• **Given records**
* * * * * * *

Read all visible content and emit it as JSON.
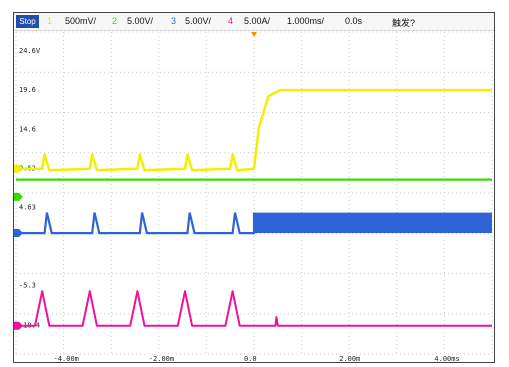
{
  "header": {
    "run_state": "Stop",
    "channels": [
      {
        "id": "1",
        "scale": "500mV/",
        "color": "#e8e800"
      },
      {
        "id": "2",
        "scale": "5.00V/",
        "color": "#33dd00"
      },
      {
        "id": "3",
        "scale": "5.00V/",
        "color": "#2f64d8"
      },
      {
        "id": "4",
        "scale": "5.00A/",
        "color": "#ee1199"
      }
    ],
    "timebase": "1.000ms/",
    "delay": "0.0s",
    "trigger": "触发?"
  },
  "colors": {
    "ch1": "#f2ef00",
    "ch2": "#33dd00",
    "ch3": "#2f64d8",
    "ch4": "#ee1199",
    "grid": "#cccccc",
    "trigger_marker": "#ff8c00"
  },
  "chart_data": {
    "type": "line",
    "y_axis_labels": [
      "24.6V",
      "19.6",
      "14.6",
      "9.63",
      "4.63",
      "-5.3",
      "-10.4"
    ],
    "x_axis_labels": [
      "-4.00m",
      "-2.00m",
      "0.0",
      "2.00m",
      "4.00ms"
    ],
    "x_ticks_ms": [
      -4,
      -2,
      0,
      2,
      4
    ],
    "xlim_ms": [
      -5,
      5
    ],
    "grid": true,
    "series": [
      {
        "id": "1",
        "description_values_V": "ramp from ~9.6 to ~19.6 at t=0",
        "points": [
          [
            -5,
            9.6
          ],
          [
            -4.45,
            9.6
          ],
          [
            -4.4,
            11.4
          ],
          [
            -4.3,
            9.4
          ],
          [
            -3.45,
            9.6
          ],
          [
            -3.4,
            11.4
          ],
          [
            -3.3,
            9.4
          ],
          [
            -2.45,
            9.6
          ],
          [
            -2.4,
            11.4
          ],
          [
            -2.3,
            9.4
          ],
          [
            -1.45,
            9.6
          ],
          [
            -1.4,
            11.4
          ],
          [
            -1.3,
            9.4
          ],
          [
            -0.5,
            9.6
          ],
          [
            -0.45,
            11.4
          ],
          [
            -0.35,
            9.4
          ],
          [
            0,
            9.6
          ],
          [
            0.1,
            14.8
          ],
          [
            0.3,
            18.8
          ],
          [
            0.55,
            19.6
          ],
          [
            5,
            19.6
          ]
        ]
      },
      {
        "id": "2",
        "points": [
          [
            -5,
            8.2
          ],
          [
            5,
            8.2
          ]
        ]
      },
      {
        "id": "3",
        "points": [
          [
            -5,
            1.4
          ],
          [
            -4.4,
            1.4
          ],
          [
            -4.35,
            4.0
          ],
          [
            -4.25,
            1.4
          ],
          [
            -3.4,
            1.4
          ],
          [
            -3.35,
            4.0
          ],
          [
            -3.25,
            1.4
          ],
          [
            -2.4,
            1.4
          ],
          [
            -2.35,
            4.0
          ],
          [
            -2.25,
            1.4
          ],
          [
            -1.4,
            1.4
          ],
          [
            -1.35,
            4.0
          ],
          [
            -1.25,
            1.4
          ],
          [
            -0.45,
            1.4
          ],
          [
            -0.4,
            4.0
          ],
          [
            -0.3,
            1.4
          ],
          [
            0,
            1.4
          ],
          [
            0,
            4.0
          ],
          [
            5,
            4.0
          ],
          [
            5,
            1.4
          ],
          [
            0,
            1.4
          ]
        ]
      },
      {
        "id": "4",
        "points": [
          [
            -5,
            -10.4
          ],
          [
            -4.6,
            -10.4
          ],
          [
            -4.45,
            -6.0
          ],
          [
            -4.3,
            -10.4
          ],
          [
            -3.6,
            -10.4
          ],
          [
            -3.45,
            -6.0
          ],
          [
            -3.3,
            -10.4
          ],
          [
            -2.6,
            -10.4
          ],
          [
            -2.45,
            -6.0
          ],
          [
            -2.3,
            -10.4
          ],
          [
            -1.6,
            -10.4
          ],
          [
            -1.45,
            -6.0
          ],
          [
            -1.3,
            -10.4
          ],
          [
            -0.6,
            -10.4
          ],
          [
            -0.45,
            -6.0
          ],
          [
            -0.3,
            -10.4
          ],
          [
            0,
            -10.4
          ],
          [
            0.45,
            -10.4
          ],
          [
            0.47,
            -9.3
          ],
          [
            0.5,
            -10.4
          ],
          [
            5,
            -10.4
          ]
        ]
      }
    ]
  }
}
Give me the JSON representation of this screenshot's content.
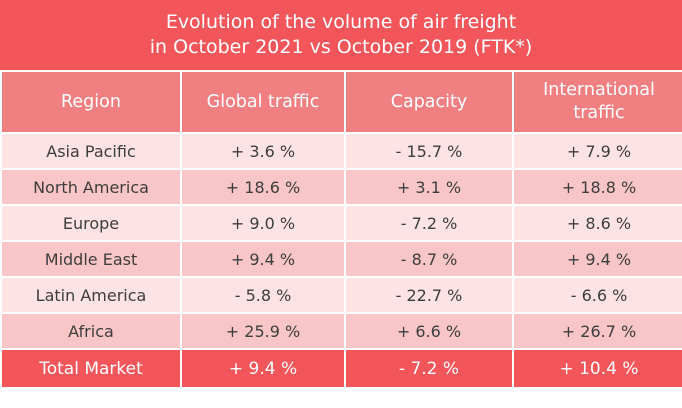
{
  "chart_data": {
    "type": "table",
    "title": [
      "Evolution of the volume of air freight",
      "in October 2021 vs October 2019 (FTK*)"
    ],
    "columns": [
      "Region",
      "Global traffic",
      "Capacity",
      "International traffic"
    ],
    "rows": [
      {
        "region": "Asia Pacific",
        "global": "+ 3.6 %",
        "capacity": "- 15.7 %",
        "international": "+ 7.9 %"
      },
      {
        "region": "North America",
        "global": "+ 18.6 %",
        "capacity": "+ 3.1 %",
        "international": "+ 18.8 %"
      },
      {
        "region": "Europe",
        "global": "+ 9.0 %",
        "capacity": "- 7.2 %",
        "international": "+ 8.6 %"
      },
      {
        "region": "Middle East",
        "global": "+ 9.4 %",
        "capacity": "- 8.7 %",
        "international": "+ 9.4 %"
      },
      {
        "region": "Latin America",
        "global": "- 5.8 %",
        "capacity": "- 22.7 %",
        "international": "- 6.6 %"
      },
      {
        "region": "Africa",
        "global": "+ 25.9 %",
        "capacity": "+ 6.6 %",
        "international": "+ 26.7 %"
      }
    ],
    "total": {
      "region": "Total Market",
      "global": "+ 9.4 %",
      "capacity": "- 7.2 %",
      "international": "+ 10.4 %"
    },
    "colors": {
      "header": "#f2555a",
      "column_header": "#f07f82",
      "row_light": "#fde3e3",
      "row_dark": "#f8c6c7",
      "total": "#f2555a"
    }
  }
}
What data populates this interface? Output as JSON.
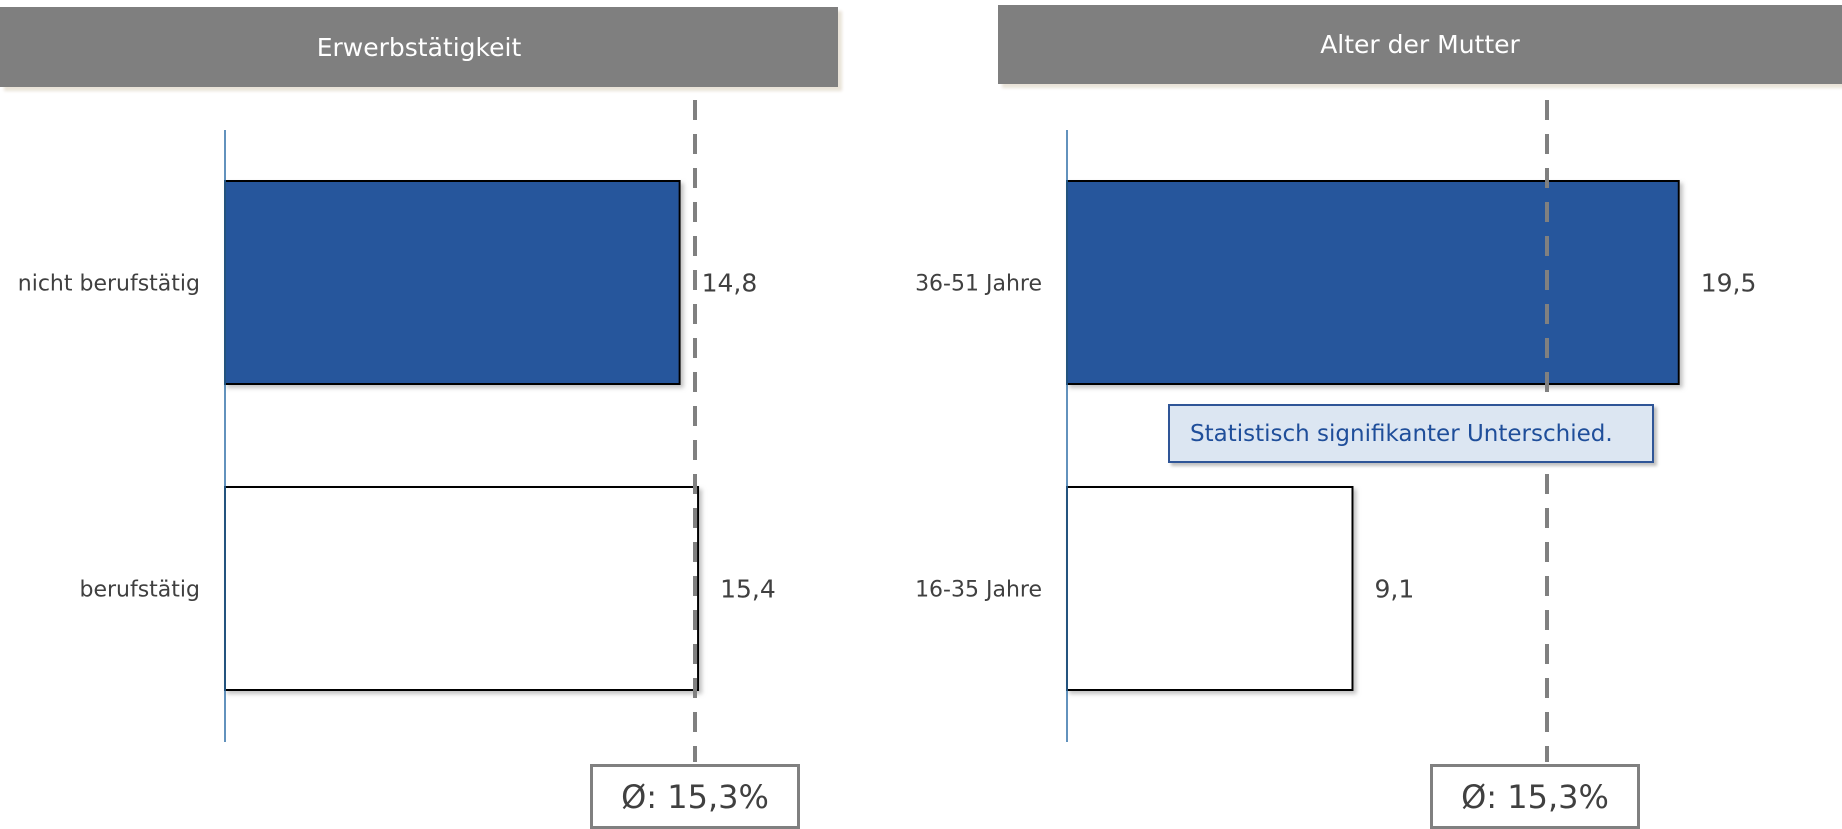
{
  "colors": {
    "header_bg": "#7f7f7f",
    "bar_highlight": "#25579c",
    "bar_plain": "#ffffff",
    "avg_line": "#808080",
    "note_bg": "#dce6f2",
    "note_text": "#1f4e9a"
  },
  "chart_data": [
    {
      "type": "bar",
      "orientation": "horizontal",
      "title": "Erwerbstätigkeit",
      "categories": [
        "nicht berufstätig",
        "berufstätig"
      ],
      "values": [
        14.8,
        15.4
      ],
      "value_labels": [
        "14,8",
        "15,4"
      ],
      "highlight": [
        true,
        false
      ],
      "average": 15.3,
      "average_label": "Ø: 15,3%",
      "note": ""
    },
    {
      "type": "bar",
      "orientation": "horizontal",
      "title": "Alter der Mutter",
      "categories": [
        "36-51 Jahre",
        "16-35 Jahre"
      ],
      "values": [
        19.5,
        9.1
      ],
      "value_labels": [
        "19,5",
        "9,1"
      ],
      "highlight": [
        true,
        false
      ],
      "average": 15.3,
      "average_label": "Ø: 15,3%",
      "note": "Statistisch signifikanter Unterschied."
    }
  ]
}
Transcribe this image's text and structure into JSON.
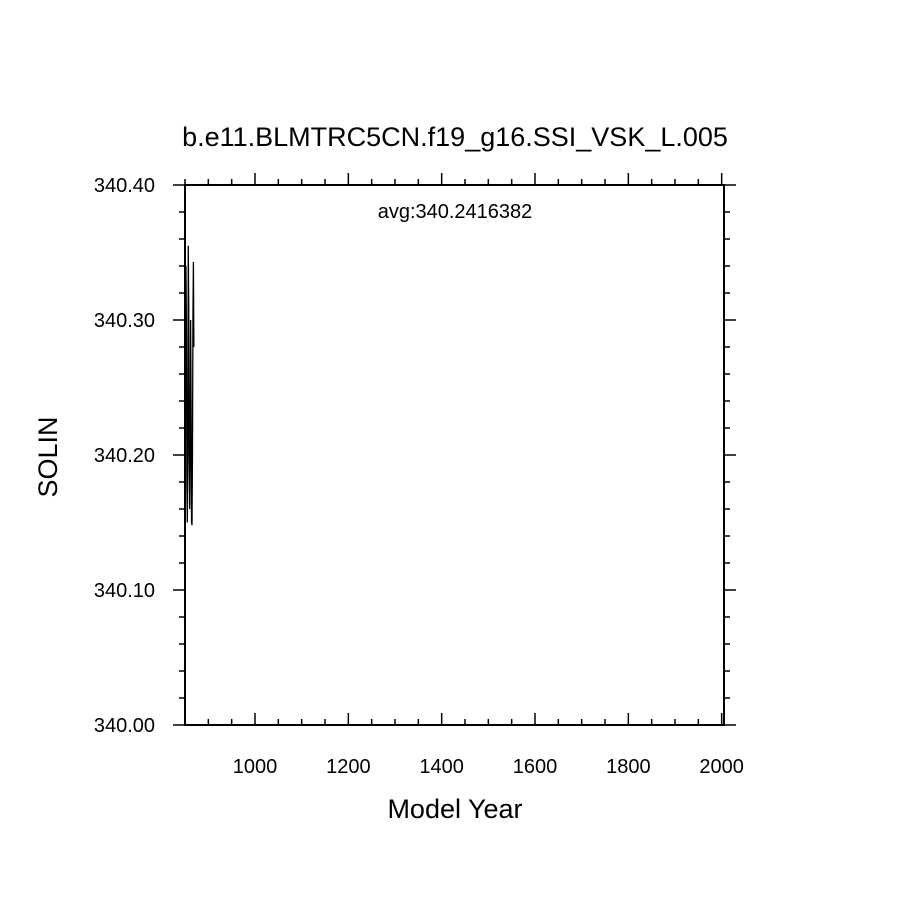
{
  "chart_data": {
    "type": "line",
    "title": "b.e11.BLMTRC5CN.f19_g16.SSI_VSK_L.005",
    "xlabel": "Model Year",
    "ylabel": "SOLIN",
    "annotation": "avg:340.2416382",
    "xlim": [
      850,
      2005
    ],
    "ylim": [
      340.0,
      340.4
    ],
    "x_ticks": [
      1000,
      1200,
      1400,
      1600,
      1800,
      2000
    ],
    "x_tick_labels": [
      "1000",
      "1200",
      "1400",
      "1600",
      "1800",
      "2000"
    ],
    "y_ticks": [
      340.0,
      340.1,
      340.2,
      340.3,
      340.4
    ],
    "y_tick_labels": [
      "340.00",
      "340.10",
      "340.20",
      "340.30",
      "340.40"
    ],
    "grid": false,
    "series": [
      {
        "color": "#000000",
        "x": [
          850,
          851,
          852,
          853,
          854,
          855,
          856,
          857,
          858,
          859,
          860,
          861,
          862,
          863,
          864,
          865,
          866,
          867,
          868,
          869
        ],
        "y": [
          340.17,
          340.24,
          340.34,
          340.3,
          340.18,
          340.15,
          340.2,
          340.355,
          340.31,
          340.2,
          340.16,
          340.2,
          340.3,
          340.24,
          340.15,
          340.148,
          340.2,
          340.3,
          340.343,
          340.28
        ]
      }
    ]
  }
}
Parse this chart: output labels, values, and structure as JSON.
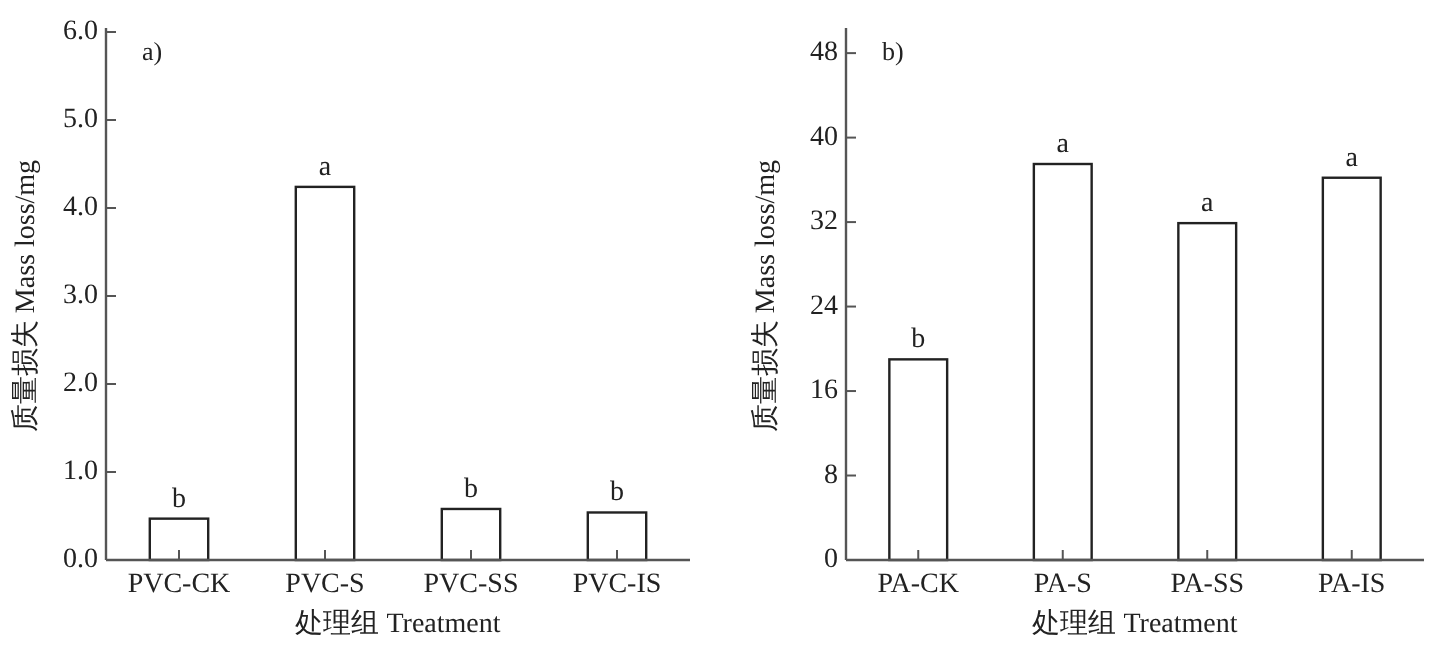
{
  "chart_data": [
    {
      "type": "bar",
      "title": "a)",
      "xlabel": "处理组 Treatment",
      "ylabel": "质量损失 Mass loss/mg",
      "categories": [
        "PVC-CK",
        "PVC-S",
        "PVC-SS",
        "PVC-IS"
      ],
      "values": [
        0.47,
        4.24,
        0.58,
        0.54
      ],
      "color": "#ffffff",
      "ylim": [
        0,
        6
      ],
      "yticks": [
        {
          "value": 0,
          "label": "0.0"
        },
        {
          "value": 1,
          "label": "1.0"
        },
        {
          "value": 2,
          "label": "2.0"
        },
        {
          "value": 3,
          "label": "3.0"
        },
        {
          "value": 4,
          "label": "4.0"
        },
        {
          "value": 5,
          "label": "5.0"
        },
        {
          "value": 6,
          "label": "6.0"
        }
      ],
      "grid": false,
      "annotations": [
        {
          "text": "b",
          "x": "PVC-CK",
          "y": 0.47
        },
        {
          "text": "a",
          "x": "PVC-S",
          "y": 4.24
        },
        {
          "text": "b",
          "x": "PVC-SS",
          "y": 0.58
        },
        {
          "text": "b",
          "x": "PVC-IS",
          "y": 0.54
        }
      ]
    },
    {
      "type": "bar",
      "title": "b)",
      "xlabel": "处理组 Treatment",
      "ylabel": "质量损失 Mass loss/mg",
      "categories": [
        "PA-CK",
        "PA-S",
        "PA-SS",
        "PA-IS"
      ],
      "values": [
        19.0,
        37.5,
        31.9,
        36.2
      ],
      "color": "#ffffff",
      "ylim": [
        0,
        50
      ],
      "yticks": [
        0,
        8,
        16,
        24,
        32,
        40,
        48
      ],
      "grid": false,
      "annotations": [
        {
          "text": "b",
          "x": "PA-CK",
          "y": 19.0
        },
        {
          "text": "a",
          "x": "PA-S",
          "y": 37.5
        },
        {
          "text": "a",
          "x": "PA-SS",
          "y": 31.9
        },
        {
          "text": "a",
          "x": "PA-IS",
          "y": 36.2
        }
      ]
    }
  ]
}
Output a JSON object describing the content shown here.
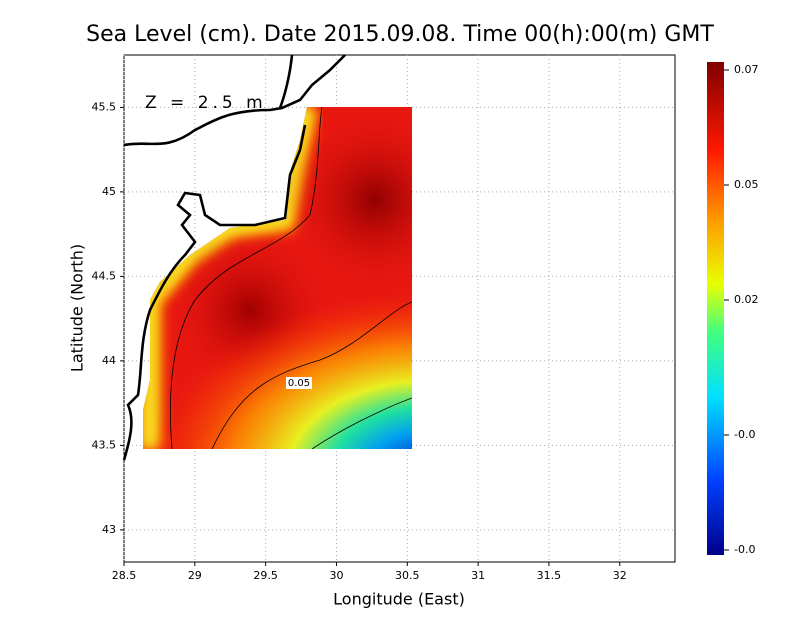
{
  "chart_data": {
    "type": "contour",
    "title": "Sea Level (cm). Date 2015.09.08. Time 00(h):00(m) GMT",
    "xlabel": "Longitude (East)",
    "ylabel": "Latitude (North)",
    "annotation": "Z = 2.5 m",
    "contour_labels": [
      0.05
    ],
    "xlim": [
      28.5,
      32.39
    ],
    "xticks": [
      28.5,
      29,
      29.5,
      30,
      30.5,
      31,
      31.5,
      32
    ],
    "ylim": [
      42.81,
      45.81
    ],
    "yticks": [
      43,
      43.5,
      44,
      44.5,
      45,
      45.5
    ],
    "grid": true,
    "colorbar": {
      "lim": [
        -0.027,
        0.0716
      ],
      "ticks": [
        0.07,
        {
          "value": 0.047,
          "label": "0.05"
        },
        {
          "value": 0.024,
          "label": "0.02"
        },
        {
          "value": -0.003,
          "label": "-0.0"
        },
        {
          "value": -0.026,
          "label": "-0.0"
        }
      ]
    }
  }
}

* * * * * * *

• **Task prompt**
Provide the number of lines in these entries that hold the word "title", without any accompanying text.

• **Task answer**
7